TASK PROMPT => Count the lines that include the string "Überhaupt", and give only that number.
***
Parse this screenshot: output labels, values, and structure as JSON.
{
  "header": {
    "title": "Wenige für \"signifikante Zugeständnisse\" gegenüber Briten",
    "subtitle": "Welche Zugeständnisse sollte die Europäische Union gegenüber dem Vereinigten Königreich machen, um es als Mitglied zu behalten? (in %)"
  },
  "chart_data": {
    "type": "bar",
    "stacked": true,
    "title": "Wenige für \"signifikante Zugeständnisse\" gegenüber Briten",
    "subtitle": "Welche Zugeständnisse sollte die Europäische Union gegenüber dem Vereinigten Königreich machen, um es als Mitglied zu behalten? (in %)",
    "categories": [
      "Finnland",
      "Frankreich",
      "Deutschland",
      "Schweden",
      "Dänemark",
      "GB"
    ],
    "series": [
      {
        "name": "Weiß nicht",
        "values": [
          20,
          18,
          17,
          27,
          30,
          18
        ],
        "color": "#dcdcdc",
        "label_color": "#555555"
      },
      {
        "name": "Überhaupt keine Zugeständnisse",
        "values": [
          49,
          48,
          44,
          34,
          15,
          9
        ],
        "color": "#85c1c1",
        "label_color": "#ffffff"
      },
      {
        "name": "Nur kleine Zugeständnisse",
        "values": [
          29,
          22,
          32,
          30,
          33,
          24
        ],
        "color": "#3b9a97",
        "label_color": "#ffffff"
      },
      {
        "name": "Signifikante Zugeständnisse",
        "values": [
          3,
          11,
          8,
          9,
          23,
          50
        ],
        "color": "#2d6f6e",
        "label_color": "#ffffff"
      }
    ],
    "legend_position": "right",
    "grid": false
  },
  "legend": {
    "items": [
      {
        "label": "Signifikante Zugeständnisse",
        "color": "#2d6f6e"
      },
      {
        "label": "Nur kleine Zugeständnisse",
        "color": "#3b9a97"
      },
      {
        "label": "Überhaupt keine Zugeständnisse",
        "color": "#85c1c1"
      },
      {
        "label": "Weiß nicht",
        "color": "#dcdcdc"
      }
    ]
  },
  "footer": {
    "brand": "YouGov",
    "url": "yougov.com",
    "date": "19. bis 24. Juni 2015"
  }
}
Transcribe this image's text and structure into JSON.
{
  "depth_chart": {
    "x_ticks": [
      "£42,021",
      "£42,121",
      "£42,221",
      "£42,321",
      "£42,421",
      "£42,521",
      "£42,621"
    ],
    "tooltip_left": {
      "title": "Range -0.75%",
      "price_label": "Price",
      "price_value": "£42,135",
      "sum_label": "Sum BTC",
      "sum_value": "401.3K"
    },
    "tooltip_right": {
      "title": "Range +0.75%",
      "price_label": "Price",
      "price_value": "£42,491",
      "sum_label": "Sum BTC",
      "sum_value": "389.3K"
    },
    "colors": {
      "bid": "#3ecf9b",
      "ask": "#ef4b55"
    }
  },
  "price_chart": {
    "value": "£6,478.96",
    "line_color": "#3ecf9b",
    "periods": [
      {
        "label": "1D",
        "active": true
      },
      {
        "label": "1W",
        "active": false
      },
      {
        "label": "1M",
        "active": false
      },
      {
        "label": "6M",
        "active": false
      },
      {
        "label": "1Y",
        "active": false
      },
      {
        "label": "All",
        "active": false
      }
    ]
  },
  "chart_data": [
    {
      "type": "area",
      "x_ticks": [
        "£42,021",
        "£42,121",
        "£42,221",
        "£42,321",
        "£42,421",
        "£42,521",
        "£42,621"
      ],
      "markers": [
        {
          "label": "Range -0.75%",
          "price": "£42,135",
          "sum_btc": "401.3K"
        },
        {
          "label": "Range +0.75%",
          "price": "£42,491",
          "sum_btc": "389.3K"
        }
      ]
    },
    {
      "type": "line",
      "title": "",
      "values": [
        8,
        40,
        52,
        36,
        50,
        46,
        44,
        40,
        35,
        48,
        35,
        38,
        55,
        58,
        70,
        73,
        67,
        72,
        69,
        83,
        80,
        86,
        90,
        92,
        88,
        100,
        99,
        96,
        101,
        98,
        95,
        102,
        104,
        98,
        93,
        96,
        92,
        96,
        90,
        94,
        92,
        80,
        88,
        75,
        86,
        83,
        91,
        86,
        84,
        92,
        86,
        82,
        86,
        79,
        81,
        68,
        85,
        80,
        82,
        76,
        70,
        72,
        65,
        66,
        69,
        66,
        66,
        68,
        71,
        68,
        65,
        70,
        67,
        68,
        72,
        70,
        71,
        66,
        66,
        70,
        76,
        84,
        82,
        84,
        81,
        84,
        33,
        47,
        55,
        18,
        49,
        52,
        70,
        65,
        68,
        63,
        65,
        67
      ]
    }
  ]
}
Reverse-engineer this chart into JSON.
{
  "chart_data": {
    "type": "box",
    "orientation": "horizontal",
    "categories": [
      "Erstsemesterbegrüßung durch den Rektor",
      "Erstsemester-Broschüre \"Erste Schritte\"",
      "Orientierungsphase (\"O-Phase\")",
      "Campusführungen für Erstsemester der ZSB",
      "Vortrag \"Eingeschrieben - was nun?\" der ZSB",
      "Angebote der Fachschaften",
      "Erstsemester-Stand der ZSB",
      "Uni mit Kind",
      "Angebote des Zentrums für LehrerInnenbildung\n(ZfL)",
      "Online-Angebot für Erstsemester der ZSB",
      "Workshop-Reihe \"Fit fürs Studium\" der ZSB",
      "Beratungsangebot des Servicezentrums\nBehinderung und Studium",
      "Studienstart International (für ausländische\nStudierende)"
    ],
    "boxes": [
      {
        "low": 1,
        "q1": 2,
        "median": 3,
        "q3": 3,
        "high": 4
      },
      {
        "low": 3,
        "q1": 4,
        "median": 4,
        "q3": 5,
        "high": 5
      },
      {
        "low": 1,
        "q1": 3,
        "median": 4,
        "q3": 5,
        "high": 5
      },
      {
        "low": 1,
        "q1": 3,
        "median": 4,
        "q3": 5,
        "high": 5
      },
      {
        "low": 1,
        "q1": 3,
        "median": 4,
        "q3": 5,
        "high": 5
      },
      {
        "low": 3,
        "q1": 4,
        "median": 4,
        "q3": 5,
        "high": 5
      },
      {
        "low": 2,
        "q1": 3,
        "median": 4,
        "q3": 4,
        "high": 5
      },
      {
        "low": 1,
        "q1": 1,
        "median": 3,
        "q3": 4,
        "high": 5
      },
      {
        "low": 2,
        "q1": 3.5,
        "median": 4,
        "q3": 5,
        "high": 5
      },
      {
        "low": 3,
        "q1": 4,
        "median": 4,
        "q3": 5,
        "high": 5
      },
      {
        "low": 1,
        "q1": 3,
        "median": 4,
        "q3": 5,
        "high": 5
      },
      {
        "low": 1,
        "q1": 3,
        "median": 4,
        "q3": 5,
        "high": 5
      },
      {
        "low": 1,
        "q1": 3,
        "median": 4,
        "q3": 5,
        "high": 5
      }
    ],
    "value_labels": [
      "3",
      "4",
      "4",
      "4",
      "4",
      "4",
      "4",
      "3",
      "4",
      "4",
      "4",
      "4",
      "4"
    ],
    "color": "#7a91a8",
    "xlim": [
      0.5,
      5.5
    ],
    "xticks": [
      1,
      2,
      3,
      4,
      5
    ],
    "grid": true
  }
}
***
THE RESPONSE => 2